9. The electromagnet relay of claim 1, wherein the contact portions of the terminals are formed in a plane of the direction along the electromagnet at the vertical positions of the terminals.

10. The electromagnet relay of claim 1, wherein the terminals comprise a fixed terminal inserted pressingly in series in the direction along the electromagnet at the vertical portion adjacent to the one end of the electromagnet to arrange in the upper and lower direction at the contact portion, and a movable terminal inserted pressingly at the vertical portion close to the other end of the electromagnet to extend in the direction of the one end so as to cover a movable element over the electromagnet and to provide at the end a contact among the contacts of the fixed terminal.

11. The electromagnet relay of claim 1, wherein the terminals comprise a pair of fixed terminal and movable terminal to be provided at the both sides of the electromagnet, the fixed terminal being inserted pressingly in series in the direction along the electromagnet at the vertical portion adjacent to the one end of the electromagnet to arrange in the upper and lower direction at the contact portion, and the movable terminal being inserted pressingly at the vertical portion close to the other end of the electromagnet to extend in the direction of the one end so as to cover a movable element over the electromagnet and to provide at the end a contact among the contacts of the fixed terminal.

* [PROBLEM SET]:
• A. According to claim 9 of the relay claims, where are the contact portions of the terminals formed?
• B. Duplicate the stretch of the relay claims from "9. The electromagnet" through "of the terminals.".
These records come from a separate source.

Layout element entries:
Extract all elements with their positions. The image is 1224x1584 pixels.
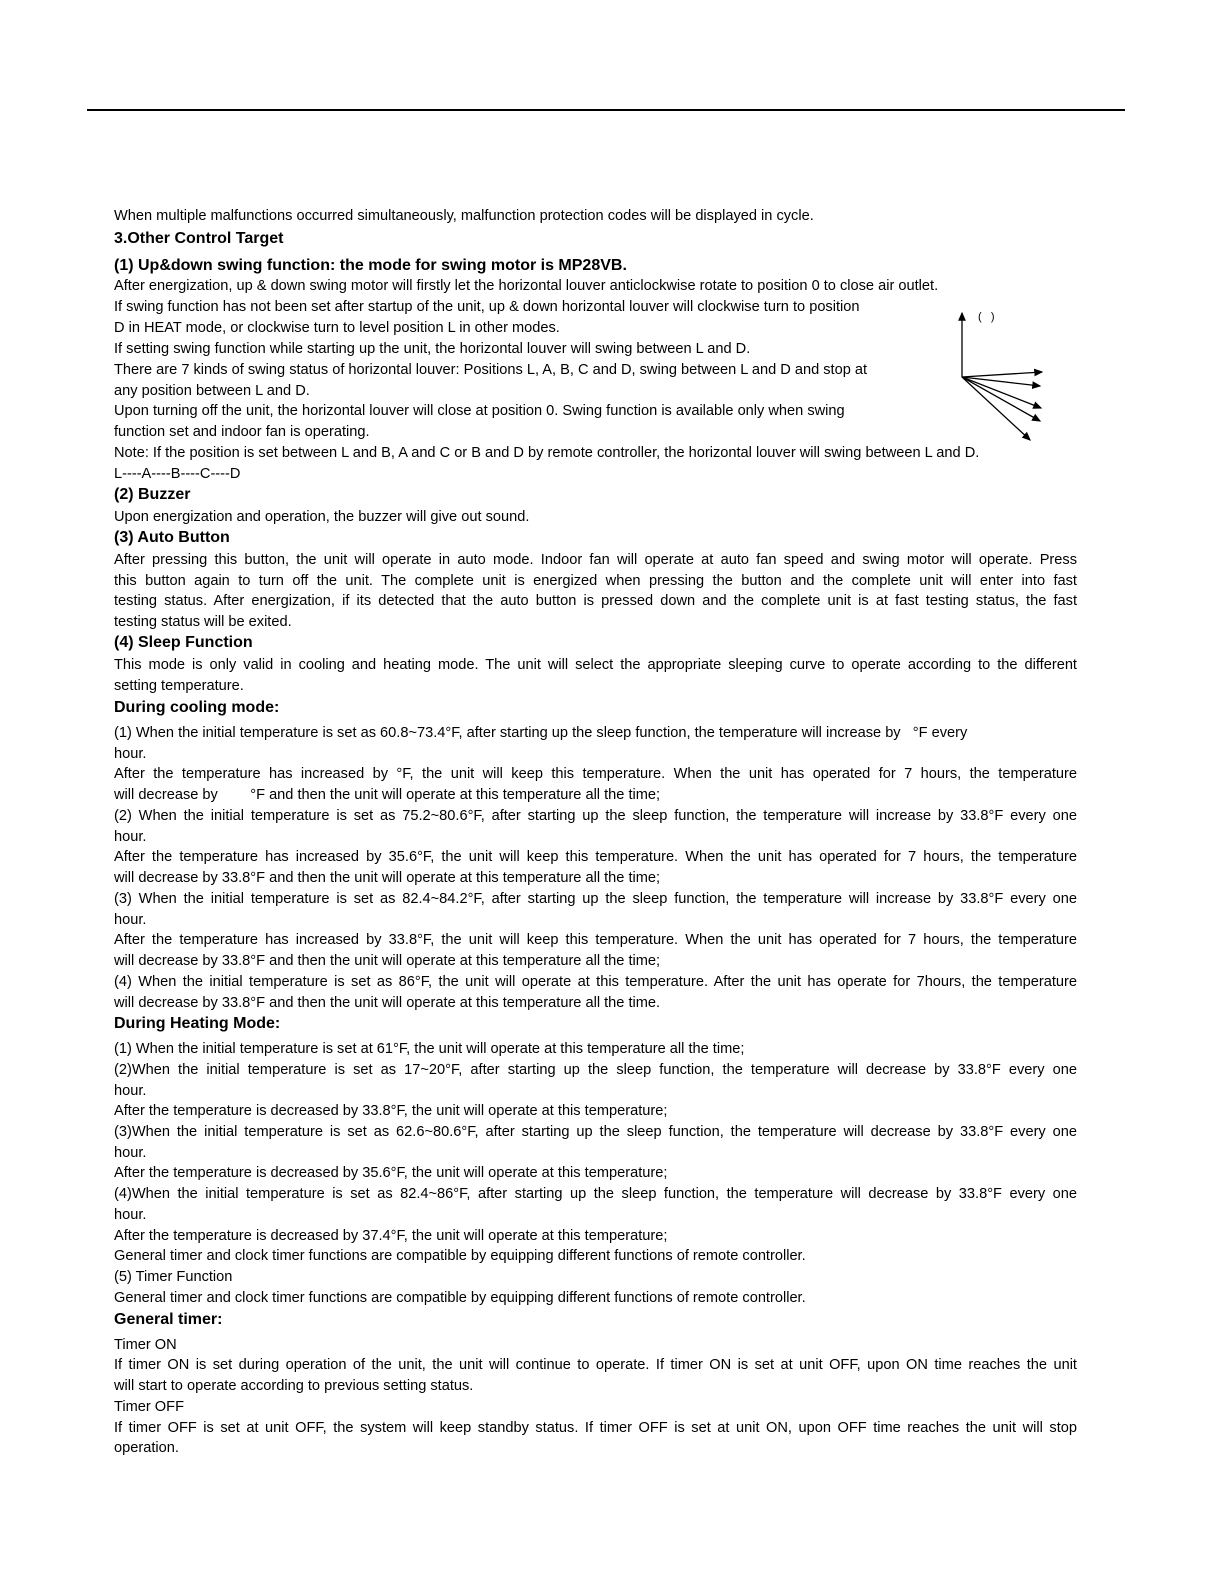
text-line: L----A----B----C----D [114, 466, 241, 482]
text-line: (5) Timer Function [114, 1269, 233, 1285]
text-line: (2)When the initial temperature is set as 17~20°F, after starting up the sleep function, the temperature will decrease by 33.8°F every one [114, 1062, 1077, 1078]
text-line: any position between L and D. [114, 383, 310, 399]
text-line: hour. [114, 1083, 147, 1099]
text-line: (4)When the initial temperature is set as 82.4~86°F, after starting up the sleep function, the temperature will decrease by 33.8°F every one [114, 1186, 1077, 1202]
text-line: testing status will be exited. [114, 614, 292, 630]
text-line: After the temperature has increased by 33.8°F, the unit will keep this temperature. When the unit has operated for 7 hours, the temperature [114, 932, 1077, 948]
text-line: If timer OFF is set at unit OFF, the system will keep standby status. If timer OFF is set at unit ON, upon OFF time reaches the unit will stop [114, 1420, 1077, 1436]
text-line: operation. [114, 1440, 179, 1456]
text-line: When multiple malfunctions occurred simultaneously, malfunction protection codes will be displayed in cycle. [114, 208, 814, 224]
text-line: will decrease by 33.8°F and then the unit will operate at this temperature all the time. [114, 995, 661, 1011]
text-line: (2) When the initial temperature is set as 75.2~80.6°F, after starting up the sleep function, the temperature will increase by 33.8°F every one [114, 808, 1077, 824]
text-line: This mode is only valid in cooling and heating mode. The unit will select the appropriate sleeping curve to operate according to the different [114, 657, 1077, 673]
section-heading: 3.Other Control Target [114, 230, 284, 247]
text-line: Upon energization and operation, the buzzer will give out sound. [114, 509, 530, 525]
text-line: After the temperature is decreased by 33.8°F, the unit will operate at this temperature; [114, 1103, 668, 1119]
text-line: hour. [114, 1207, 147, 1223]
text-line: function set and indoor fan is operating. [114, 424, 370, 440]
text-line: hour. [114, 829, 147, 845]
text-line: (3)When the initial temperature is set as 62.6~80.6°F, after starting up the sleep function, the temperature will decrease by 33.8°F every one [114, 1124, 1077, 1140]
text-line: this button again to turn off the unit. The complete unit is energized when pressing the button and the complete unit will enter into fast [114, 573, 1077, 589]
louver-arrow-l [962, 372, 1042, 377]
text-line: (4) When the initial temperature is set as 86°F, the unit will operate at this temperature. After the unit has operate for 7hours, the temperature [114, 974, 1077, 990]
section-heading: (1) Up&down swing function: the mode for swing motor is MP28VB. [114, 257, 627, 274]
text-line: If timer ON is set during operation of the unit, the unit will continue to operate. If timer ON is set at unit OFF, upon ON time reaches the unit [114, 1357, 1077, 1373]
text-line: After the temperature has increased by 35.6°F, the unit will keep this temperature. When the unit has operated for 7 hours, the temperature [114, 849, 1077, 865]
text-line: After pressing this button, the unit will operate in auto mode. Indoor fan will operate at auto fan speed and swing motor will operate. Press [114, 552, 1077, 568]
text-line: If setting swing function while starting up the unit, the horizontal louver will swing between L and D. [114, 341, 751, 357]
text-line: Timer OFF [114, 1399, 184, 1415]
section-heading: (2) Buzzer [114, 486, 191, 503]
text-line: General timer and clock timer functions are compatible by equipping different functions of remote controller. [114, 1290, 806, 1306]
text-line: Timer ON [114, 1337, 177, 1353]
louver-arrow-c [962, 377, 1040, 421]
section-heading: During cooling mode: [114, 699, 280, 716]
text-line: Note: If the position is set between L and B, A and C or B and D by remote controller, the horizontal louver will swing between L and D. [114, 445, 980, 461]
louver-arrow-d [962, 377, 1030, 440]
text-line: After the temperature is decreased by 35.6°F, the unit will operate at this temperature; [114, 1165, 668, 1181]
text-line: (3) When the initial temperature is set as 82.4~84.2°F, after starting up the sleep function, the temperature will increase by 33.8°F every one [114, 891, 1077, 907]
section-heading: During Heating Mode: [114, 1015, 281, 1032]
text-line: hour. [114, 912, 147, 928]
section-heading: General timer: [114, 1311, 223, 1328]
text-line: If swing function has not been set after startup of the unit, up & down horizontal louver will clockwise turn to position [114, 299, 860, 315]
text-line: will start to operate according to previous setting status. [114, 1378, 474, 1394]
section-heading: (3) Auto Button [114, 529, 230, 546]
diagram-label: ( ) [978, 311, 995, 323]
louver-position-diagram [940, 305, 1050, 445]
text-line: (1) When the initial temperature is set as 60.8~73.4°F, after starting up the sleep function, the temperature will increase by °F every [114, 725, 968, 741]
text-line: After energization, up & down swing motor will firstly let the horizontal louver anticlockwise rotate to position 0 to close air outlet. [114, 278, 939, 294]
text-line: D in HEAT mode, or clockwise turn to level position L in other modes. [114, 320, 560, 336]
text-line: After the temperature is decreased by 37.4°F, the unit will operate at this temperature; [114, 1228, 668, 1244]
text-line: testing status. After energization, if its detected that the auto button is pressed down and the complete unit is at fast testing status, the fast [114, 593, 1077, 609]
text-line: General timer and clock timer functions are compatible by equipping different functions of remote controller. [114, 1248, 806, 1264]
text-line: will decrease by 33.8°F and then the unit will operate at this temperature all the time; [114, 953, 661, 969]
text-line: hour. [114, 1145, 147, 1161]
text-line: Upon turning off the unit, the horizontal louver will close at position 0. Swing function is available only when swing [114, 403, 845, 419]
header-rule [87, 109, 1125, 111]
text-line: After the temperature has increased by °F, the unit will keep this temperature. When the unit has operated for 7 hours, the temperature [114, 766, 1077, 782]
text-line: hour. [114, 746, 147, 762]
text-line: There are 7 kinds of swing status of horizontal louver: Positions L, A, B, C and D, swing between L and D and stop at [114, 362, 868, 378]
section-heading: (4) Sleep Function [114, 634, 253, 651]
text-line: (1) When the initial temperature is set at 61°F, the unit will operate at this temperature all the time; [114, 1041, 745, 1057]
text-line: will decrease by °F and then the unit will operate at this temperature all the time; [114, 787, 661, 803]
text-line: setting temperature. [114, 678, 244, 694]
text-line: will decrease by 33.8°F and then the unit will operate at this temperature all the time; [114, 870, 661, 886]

* * *

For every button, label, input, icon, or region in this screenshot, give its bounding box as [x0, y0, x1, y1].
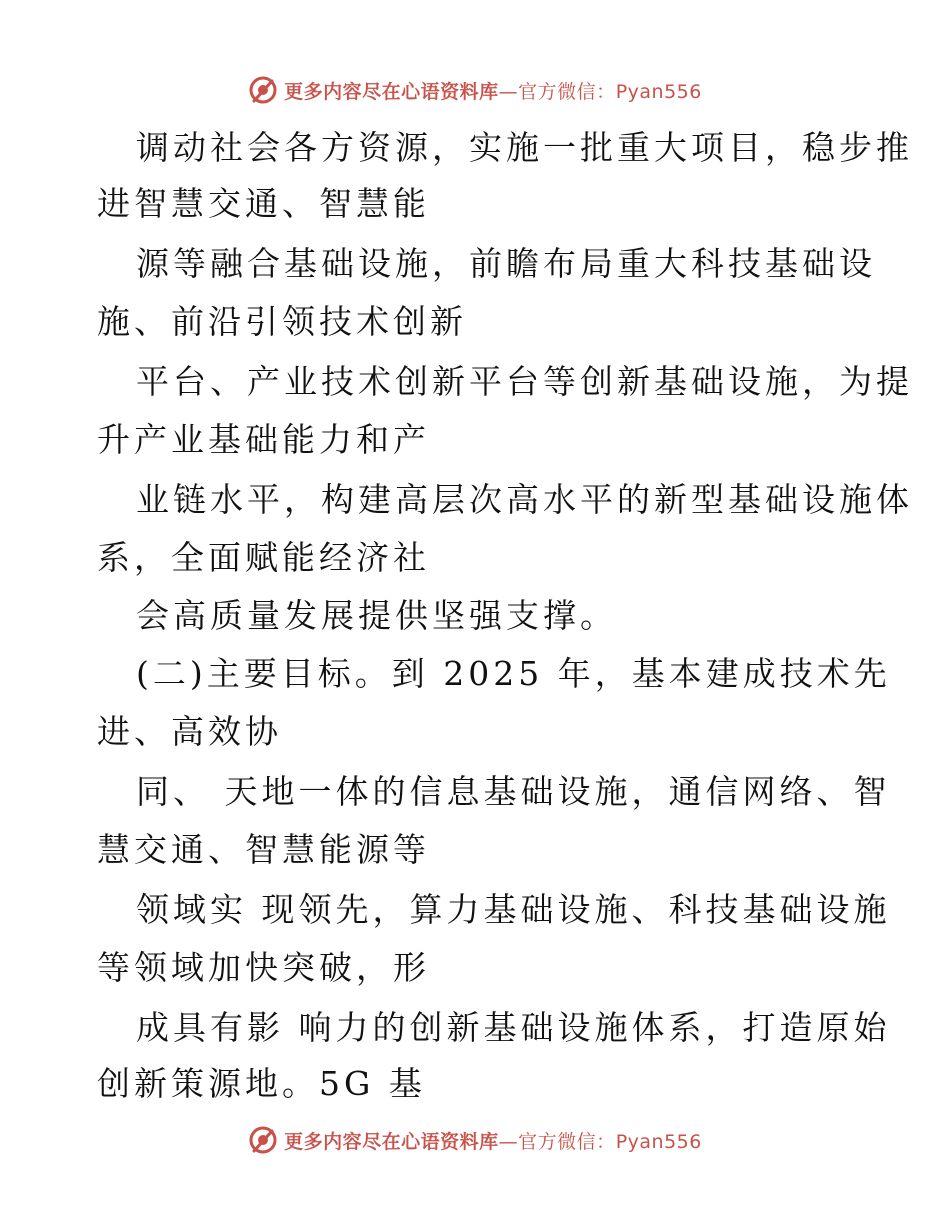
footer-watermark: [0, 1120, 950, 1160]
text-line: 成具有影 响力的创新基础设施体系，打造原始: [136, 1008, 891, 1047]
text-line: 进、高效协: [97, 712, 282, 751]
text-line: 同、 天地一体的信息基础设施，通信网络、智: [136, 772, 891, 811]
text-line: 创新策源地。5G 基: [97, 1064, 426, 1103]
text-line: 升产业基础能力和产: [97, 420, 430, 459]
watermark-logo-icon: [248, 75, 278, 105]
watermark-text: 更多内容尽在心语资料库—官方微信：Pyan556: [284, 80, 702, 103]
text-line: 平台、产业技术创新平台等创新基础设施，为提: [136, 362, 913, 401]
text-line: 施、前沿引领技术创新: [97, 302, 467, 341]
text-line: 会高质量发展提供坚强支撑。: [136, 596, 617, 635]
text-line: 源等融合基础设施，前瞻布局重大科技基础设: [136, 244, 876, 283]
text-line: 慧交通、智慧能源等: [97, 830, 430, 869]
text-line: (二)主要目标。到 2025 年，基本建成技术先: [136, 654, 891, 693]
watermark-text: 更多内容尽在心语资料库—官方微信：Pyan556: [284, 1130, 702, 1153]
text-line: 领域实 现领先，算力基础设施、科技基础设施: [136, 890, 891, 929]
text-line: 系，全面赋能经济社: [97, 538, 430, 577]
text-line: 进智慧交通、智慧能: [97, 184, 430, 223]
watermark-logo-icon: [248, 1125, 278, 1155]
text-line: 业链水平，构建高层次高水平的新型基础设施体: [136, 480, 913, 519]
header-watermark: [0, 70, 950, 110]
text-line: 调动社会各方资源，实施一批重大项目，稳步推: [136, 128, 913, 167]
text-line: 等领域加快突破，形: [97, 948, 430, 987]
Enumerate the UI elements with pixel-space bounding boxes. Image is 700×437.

* [RESULTS BY TASK]:
• A. They are formed in a plane of the direction along the electromagnet at the vertical positions of the terminals.

• B.
9. The electromagnet relay of claim 1, wherein the contact portions of the terminals are formed in a plane of the direction along the electromagnet at the vertical positions of the terminals.